:: JOB ::
Count how many lines of the data below contain the string "сельских"; the reply should be that number alone.

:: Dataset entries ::
--
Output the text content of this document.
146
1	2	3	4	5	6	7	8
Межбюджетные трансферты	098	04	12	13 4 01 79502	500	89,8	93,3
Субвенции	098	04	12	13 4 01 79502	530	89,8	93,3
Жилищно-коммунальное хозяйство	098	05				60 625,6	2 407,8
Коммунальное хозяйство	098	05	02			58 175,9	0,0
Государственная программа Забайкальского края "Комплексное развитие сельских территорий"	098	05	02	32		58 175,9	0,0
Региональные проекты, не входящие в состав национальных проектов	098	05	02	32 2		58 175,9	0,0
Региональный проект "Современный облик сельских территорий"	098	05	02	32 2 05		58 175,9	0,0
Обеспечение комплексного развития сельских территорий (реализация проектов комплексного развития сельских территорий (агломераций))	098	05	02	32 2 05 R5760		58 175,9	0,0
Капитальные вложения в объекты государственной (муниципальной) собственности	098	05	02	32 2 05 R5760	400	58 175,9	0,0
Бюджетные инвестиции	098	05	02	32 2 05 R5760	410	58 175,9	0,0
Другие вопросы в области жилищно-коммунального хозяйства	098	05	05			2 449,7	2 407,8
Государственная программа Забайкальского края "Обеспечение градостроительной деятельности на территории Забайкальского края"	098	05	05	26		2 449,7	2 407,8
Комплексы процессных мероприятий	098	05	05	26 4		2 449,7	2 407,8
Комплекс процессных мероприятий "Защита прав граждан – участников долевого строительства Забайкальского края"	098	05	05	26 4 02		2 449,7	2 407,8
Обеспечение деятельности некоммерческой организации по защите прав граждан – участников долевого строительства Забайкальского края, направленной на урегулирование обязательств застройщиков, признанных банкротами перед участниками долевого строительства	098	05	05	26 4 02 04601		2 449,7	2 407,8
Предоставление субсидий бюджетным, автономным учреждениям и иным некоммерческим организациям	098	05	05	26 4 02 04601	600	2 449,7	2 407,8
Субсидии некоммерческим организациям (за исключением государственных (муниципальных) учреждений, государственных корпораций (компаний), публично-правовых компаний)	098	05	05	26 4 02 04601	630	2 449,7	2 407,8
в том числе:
--
:: THE REPLY ::
3